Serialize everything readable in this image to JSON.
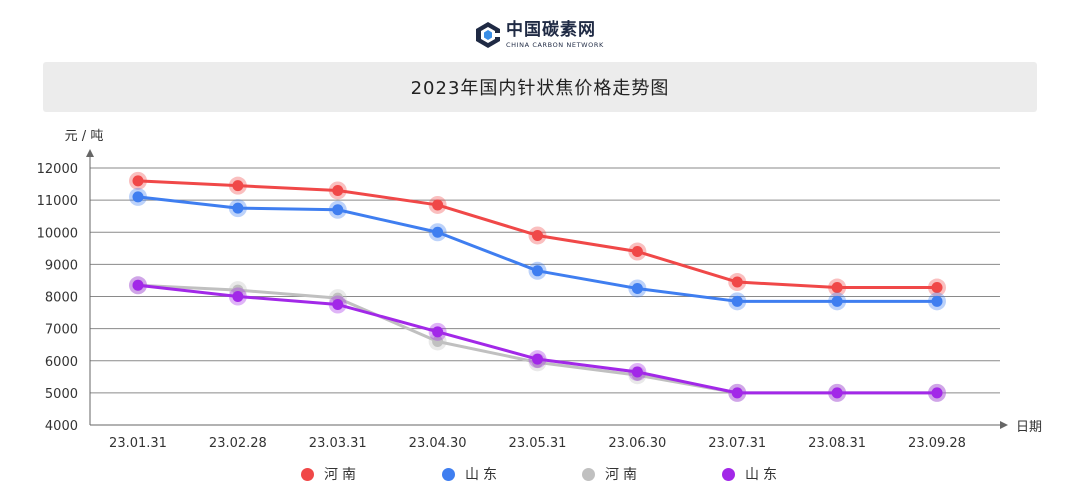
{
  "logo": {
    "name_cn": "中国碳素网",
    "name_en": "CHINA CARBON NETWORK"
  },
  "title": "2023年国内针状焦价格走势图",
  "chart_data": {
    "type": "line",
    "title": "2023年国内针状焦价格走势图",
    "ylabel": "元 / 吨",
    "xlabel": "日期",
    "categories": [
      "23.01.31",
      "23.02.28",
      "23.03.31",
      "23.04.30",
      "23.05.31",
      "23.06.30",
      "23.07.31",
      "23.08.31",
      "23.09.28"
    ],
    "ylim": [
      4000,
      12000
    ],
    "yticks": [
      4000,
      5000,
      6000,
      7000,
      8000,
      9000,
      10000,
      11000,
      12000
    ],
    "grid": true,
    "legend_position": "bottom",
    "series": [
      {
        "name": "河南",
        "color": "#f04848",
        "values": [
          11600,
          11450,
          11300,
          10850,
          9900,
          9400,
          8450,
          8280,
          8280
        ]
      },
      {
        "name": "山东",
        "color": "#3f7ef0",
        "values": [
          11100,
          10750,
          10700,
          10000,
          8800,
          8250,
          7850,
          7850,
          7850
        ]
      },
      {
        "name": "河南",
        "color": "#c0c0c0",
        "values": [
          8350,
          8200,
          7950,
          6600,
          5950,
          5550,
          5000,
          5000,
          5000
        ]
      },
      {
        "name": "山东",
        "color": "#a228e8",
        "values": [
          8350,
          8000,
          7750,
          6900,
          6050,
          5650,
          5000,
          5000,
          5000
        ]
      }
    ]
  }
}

****************

| AIM OF THE EXERCISE |
From the data above, gather every line that includes the word "title".

| RESULT OF THE EXERCISE |
  "title": "2023年国内针状焦价格走势图",
    "title": "2023年国内针状焦价格走势图",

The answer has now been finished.